PROMPT -
Copy out the lines that have "text" in them.

····················

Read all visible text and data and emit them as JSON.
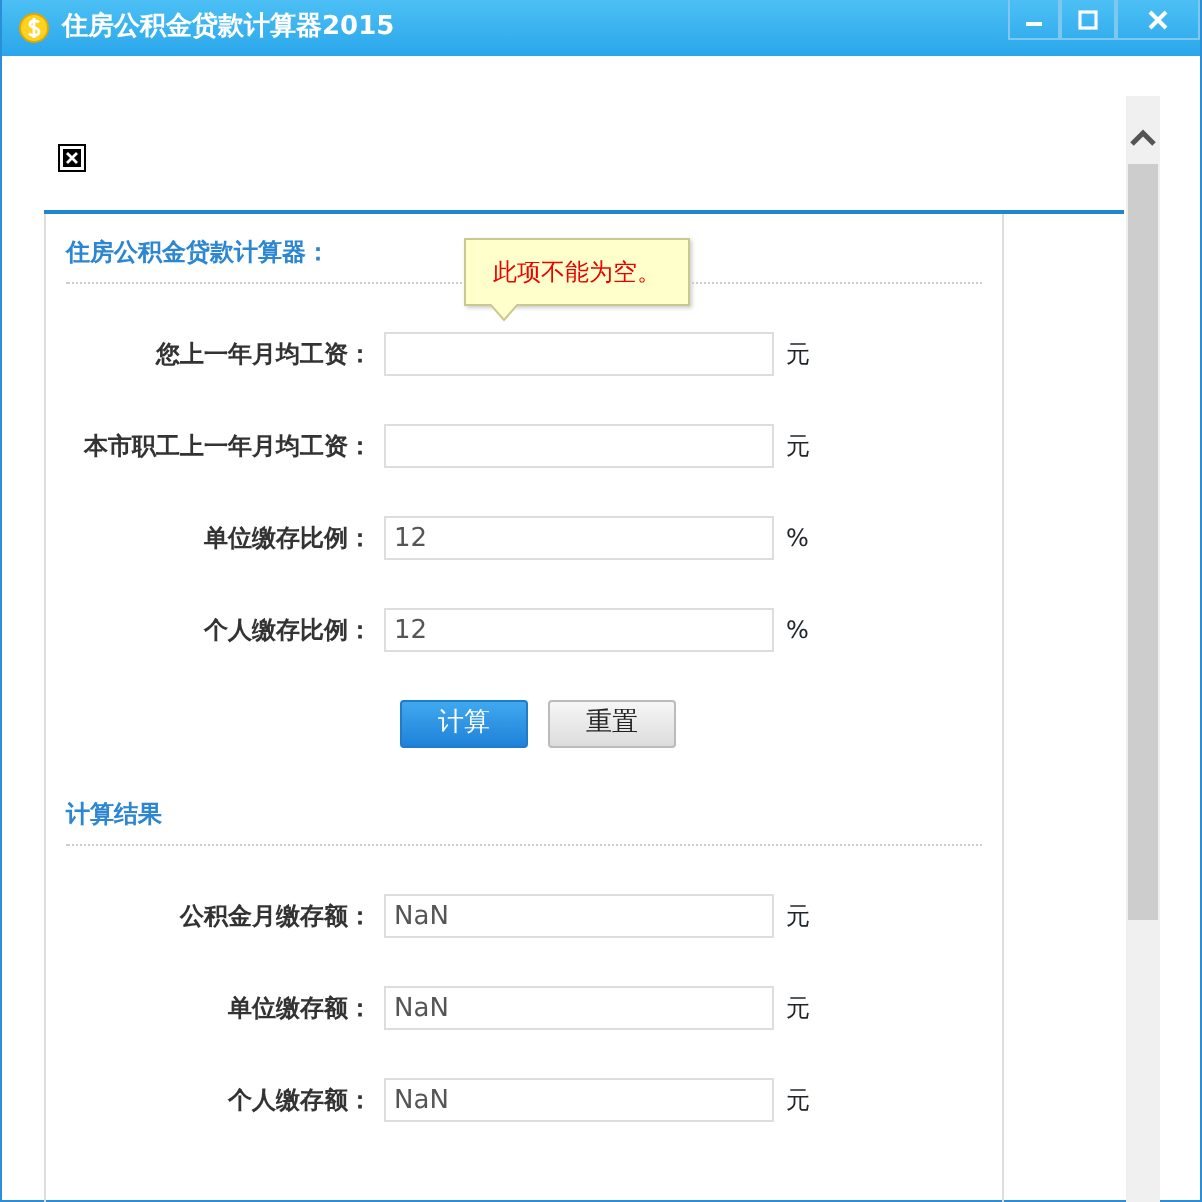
{
  "window": {
    "title": "住房公积金贷款计算器2015"
  },
  "form": {
    "title": "住房公积金贷款计算器：",
    "fields": [
      {
        "label": "您上一年月均工资：",
        "unit": "元"
      },
      {
        "label": "本市职工上一年月均工资：",
        "unit": "元"
      },
      {
        "label": "单位缴存比例：",
        "value": "12",
        "unit": "%"
      },
      {
        "label": "个人缴存比例：",
        "value": "12",
        "unit": "%"
      }
    ]
  },
  "tooltip": {
    "text": "此项不能为空。"
  },
  "buttons": [
    {
      "label": "计算",
      "kind": "primary"
    },
    {
      "label": "重置",
      "kind": "secondary"
    }
  ],
  "results": {
    "title": "计算结果",
    "fields": [
      {
        "label": "公积金月缴存额：",
        "value": "NaN",
        "unit": "元"
      },
      {
        "label": "单位缴存额：",
        "value": "NaN",
        "unit": "元"
      },
      {
        "label": "个人缴存额：",
        "value": "NaN",
        "unit": "元"
      }
    ]
  }
}
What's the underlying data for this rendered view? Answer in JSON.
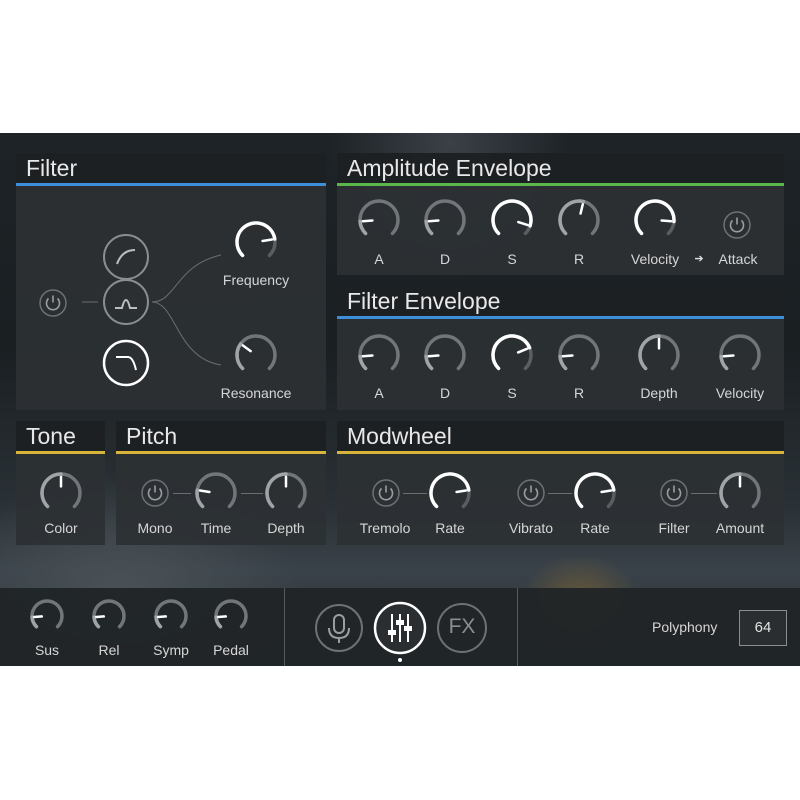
{
  "filter": {
    "title": "Filter",
    "frequency_label": "Frequency",
    "resonance_label": "Resonance",
    "frequency_value": 0.8,
    "resonance_value": 0.3
  },
  "amp_env": {
    "title": "Amplitude Envelope",
    "knobs": [
      {
        "label": "A",
        "value": 0.15
      },
      {
        "label": "D",
        "value": 0.15
      },
      {
        "label": "S",
        "value": 0.9
      },
      {
        "label": "R",
        "value": 0.55
      },
      {
        "label": "Velocity",
        "value": 0.85
      }
    ],
    "velocity_arrow": "➔",
    "attack_label": "Attack"
  },
  "filter_env": {
    "title": "Filter Envelope",
    "knobs": [
      {
        "label": "A",
        "value": 0.15
      },
      {
        "label": "D",
        "value": 0.15
      },
      {
        "label": "S",
        "value": 0.75
      },
      {
        "label": "R",
        "value": 0.15
      },
      {
        "label": "Depth",
        "value": 0.5
      },
      {
        "label": "Velocity",
        "value": 0.15
      }
    ]
  },
  "tone": {
    "title": "Tone",
    "color_label": "Color",
    "color_value": 0.5
  },
  "pitch": {
    "title": "Pitch",
    "mono_label": "Mono",
    "time_label": "Time",
    "time_value": 0.2,
    "depth_label": "Depth",
    "depth_value": 0.5
  },
  "modwheel": {
    "title": "Modwheel",
    "tremolo_label": "Tremolo",
    "rate1_label": "Rate",
    "rate1_value": 0.8,
    "vibrato_label": "Vibrato",
    "rate2_label": "Rate",
    "rate2_value": 0.8,
    "filter_label": "Filter",
    "amount_label": "Amount",
    "amount_value": 0.5
  },
  "bottom": {
    "knobs": [
      {
        "label": "Sus",
        "value": 0.15
      },
      {
        "label": "Rel",
        "value": 0.15
      },
      {
        "label": "Symp",
        "value": 0.15
      },
      {
        "label": "Pedal",
        "value": 0.15
      }
    ],
    "fx_label": "FX",
    "polyphony_label": "Polyphony",
    "polyphony_value": "64"
  },
  "colors": {
    "accent_blue": "#3c8fd8",
    "accent_green": "#5ab84a",
    "accent_yellow": "#d9b43a"
  }
}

····················

SOLUTION FOR THIS EXERCISE -
Read all visible text and data and emit them as JSON.
    "text": "此项不能为空。"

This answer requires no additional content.